_THE TASK_
Count the lines below that contain the word "agricultural", and reply with that number alone.

--- start ---

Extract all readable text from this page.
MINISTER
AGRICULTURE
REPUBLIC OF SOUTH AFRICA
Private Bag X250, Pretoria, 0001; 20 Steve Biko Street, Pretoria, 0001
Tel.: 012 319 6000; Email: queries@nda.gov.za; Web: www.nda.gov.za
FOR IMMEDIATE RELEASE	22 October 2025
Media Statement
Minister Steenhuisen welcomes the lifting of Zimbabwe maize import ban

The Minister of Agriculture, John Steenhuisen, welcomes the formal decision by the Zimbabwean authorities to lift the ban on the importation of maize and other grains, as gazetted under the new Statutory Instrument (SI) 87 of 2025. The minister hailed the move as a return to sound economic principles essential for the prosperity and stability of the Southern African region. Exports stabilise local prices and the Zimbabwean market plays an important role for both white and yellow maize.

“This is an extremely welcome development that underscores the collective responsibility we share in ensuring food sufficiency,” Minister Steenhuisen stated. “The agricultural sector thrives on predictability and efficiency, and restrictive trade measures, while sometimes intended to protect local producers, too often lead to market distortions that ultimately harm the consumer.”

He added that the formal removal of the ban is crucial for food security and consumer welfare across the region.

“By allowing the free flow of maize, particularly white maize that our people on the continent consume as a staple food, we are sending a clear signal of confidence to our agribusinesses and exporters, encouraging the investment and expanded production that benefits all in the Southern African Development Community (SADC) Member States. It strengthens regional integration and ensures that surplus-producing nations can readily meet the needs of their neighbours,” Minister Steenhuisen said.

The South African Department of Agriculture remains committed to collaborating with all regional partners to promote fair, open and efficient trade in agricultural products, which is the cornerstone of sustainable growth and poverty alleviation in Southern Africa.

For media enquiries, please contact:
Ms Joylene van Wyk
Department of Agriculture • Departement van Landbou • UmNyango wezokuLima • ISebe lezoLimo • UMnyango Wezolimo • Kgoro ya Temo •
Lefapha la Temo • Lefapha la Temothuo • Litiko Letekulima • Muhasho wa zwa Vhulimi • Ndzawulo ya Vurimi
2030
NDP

--- end ---

_SOLUTION TO THIS PROBLEM_
2